■ **TASK DIRECTIONS**
Write the records out again exactly, leaving no images in.

═════ DATA FOR THIS TASK

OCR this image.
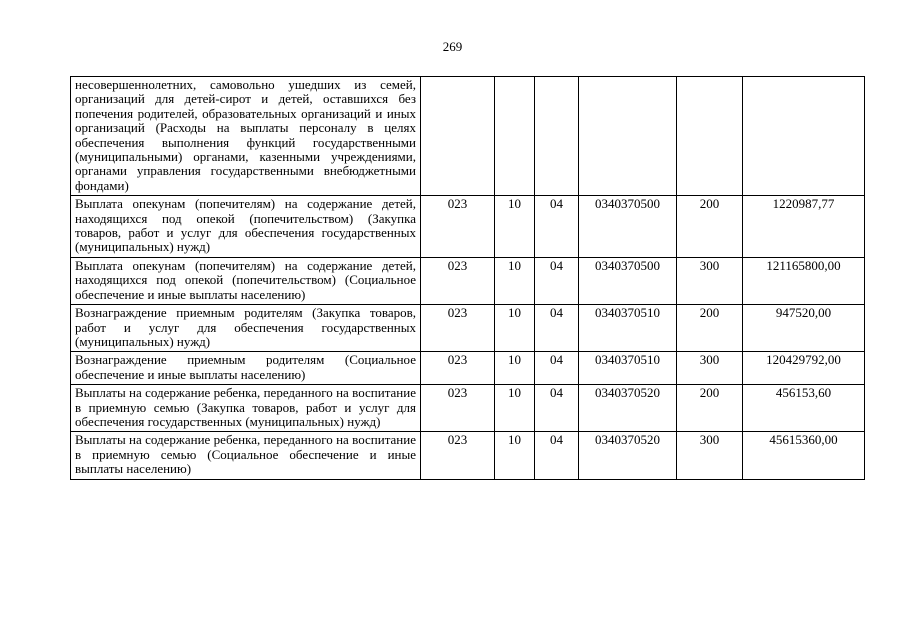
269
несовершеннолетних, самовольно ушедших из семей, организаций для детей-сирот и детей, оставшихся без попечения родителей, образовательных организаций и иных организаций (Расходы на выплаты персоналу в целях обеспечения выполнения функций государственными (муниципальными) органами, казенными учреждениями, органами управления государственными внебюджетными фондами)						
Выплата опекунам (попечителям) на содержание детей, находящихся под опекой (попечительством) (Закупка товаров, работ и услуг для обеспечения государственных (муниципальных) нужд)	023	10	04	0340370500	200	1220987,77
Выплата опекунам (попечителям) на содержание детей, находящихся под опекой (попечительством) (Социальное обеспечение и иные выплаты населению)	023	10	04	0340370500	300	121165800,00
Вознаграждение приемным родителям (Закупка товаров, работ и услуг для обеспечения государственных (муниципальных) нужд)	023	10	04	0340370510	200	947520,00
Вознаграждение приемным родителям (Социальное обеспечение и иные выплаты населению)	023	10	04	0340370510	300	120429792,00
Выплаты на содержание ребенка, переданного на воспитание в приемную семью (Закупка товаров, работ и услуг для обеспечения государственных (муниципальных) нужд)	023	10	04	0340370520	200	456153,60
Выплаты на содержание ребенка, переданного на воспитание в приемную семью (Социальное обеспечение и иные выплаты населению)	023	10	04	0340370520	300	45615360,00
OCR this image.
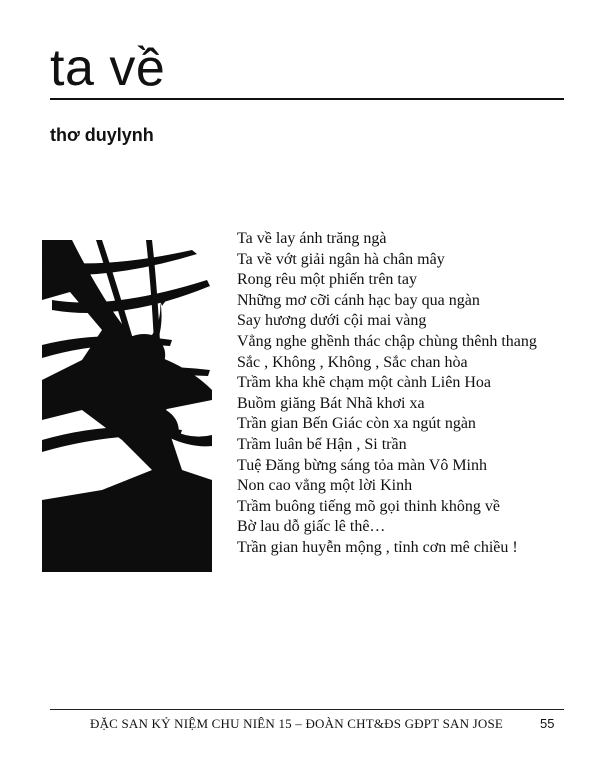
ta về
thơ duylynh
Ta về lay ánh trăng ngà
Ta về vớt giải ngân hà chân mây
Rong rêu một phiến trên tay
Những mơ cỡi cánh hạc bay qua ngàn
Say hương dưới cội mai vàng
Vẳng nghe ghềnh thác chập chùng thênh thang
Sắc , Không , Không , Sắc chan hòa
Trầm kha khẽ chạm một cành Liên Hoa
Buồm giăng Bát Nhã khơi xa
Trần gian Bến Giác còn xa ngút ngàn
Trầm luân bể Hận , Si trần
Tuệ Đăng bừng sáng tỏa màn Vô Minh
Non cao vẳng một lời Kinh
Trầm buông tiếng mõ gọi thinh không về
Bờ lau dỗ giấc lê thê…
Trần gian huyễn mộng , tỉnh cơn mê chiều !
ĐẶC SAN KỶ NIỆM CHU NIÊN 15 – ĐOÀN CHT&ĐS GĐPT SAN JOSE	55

══════════

■ **RESPONSE**
OCR this image.
269
несовершеннолетних, самовольно ушедших из семей, организаций для детей-сирот и детей, оставшихся без попечения родителей, образовательных организаций и иных организаций (Расходы на выплаты персоналу в целях обеспечения выполнения функций государственными (муниципальными) органами, казенными учреждениями, органами управления государственными внебюджетными фондами)						
Выплата опекунам (попечителям) на содержание детей, находящихся под опекой (попечительством) (Закупка товаров, работ и услуг для обеспечения государственных (муниципальных) нужд)	023	10	04	0340370500	200	1220987,77
Выплата опекунам (попечителям) на содержание детей, находящихся под опекой (попечительством) (Социальное обеспечение и иные выплаты населению)	023	10	04	0340370500	300	121165800,00
Вознаграждение приемным родителям (Закупка товаров, работ и услуг для обеспечения государственных (муниципальных) нужд)	023	10	04	0340370510	200	947520,00
Вознаграждение приемным родителям (Социальное обеспечение и иные выплаты населению)	023	10	04	0340370510	300	120429792,00
Выплаты на содержание ребенка, переданного на воспитание в приемную семью (Закупка товаров, работ и услуг для обеспечения государственных (муниципальных) нужд)	023	10	04	0340370520	200	456153,60
Выплаты на содержание ребенка, переданного на воспитание в приемную семью (Социальное обеспечение и иные выплаты населению)	023	10	04	0340370520	300	45615360,00
OCR this image.
ta về
thơ duylynh
Ta về lay ánh trăng ngà
Ta về vớt giải ngân hà chân mây
Rong rêu một phiến trên tay
Những mơ cỡi cánh hạc bay qua ngàn
Say hương dưới cội mai vàng
Vẳng nghe ghềnh thác chập chùng thênh thang
Sắc , Không , Không , Sắc chan hòa
Trầm kha khẽ chạm một cành Liên Hoa
Buồm giăng Bát Nhã khơi xa
Trần gian Bến Giác còn xa ngút ngàn
Trầm luân bể Hận , Si trần
Tuệ Đăng bừng sáng tỏa màn Vô Minh
Non cao vẳng một lời Kinh
Trầm buông tiếng mõ gọi thinh không về
Bờ lau dỗ giấc lê thê…
Trần gian huyễn mộng , tỉnh cơn mê chiều !
ĐẶC SAN KỶ NIỆM CHU NIÊN 15 – ĐOÀN CHT&ĐS GĐPT SAN JOSE	55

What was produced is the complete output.